**Material supplied**
........

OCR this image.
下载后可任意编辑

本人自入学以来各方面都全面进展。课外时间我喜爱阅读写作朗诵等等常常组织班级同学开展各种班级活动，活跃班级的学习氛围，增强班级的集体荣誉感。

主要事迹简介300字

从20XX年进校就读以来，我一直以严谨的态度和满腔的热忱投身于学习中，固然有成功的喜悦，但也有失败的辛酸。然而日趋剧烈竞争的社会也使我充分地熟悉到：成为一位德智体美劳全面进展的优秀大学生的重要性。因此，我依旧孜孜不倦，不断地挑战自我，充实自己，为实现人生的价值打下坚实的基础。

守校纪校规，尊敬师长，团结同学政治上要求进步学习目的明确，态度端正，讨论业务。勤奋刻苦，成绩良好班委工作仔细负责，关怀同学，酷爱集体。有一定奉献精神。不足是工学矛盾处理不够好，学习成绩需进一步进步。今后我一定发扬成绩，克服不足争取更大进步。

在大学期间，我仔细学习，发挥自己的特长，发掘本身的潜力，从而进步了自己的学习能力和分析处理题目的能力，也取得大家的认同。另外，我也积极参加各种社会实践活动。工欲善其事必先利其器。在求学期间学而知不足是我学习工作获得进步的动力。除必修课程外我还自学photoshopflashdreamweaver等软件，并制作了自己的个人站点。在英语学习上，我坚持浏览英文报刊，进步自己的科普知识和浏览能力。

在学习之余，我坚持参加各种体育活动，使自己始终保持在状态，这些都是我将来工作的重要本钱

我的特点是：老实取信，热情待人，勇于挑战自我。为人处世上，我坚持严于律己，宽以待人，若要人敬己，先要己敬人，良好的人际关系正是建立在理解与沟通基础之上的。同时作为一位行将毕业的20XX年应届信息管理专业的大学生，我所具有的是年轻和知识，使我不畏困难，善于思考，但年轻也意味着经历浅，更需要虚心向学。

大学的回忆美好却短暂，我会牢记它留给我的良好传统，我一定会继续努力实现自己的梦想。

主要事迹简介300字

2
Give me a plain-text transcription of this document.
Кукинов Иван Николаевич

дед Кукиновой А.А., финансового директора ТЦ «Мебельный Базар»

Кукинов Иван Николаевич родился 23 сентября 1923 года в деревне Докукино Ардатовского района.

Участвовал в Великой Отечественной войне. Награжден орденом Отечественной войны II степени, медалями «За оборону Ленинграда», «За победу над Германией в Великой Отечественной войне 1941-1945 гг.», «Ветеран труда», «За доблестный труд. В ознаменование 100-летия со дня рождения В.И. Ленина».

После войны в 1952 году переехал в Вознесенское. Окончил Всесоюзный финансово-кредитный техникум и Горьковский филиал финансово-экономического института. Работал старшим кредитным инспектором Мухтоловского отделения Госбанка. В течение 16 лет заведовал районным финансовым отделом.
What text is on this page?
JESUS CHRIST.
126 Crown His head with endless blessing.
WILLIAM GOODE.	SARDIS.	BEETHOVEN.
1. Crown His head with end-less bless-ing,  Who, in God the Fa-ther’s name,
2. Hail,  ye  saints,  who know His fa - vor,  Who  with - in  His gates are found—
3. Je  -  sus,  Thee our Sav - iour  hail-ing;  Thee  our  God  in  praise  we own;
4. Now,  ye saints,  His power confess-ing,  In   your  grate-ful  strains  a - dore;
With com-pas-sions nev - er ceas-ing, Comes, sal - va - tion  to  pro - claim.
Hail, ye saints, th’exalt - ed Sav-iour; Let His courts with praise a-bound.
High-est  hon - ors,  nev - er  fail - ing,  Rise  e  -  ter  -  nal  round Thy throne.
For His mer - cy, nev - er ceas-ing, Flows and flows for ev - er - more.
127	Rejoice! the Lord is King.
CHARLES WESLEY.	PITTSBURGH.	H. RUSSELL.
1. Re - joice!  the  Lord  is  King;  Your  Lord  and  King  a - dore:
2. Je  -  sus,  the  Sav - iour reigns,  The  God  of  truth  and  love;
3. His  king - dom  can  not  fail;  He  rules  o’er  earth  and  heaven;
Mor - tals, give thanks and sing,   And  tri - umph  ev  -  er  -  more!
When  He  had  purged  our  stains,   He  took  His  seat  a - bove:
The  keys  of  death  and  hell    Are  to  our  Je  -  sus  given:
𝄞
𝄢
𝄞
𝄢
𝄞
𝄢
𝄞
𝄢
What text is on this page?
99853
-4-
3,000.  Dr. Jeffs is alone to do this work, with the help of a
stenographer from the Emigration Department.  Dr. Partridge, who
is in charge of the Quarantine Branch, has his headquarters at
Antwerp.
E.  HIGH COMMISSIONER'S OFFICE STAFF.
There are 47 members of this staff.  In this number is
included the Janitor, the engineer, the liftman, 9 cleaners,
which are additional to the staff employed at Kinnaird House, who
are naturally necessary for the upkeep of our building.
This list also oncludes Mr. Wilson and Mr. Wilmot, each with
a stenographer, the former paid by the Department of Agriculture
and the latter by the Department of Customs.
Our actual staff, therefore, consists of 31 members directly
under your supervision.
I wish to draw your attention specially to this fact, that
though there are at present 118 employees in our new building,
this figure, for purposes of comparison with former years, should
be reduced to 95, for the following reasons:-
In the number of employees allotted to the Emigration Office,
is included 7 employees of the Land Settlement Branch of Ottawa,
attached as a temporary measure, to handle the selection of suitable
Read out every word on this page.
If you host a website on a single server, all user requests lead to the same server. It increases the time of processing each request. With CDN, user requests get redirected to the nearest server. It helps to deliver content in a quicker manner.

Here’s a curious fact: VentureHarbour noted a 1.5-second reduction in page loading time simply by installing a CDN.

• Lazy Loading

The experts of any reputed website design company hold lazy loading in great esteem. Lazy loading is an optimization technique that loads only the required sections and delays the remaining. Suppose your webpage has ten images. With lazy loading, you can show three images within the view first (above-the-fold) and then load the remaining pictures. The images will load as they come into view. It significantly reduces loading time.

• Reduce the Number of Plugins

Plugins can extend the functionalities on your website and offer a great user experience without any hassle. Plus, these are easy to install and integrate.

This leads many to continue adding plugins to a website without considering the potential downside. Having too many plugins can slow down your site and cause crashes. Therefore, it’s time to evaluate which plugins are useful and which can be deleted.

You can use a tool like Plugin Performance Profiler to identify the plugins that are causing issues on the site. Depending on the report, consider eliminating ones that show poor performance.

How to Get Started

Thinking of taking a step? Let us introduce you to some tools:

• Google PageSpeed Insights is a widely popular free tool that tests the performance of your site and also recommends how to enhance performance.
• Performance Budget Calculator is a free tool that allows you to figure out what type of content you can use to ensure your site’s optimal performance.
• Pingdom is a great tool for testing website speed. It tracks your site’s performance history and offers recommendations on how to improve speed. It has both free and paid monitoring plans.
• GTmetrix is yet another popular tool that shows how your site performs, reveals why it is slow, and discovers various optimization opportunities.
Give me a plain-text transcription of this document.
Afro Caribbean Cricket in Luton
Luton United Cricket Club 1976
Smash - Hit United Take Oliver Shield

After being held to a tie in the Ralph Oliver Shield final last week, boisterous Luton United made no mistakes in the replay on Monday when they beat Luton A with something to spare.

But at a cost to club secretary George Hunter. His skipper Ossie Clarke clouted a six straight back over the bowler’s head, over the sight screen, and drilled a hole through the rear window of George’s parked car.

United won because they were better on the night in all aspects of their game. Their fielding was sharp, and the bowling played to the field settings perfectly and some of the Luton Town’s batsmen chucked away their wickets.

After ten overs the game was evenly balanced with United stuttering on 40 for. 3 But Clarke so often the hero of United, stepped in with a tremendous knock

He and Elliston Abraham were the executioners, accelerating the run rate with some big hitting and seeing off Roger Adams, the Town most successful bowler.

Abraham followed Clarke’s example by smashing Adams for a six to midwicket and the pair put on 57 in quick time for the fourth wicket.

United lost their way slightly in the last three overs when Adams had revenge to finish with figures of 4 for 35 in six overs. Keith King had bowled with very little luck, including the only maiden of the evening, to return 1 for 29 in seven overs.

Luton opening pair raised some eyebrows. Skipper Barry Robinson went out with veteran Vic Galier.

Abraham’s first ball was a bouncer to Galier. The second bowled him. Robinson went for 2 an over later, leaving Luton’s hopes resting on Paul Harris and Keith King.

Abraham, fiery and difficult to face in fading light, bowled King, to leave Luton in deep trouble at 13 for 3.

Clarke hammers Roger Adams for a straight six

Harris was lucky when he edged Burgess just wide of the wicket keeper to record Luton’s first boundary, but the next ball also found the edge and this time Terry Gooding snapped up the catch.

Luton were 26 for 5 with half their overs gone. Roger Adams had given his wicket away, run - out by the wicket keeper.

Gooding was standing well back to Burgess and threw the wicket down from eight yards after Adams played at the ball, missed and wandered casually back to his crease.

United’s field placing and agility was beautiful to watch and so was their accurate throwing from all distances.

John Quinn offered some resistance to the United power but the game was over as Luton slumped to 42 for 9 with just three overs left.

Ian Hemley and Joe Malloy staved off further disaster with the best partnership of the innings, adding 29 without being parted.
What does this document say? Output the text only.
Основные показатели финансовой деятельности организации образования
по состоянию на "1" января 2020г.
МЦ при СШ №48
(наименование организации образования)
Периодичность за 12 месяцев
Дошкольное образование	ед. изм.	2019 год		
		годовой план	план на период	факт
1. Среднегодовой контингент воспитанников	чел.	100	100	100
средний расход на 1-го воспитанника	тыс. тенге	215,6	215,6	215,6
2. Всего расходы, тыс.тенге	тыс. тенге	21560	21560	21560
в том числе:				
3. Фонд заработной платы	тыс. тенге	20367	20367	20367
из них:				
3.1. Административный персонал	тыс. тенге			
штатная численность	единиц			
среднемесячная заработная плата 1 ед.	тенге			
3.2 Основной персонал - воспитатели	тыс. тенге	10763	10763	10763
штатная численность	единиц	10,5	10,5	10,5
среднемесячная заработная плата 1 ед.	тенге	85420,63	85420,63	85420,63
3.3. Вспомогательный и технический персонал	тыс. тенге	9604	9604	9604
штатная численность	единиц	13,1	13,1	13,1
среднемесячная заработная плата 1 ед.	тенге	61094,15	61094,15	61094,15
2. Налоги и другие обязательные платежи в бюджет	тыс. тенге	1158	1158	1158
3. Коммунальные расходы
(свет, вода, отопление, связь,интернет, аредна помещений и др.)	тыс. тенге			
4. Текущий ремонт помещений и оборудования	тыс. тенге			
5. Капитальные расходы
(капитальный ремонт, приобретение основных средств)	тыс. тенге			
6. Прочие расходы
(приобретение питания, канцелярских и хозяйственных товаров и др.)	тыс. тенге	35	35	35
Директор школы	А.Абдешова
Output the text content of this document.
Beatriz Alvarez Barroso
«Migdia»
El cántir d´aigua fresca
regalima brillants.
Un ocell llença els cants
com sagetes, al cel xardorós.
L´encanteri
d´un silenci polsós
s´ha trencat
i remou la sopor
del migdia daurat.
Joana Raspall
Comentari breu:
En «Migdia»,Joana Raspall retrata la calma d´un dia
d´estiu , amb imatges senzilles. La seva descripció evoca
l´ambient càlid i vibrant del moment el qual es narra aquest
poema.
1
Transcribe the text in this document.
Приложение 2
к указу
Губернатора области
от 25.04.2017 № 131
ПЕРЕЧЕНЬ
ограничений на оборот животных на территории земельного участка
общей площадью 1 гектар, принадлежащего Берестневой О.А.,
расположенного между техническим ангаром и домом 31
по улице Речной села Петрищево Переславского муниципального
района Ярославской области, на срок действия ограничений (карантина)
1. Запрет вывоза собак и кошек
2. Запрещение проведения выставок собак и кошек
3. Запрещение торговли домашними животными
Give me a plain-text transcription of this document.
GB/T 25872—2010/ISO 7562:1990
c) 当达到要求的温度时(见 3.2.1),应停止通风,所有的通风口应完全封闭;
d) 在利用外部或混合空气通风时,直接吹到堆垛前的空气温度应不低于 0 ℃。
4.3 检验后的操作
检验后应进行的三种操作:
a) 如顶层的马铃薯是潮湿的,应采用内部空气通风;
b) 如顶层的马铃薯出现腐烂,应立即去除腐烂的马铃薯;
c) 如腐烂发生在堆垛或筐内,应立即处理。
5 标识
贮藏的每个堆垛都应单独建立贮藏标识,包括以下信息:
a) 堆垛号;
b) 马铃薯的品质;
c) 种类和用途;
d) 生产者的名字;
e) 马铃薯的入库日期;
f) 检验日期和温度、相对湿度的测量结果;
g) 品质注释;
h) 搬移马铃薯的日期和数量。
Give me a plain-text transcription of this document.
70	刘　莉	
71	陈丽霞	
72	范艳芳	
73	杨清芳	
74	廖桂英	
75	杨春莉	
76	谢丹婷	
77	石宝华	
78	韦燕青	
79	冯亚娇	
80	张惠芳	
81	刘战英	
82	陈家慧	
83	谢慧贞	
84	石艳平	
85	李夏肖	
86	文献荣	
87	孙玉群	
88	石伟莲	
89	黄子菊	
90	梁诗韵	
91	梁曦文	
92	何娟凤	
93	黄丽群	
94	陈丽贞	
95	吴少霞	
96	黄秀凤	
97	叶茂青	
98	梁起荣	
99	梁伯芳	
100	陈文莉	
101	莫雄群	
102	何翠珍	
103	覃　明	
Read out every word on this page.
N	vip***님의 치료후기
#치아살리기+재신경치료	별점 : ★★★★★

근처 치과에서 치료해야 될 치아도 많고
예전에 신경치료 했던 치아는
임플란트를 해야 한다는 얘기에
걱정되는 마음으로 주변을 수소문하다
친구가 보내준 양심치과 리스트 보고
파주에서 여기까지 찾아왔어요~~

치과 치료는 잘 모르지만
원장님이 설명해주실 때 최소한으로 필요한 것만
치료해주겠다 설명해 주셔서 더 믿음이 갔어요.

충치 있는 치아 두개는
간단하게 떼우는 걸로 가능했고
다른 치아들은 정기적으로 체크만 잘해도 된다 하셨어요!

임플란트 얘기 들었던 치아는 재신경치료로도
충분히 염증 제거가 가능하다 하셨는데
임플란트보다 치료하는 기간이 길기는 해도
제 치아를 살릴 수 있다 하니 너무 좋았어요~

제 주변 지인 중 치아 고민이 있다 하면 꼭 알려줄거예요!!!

........

**Given request**
Copy out each line of the data containing the string "штатная".

**Answer to this problem**
штатная численность	единиц			
штатная численность	единиц	10,5	10,5	10,5
штатная численность	единиц	13,1	13,1	13,1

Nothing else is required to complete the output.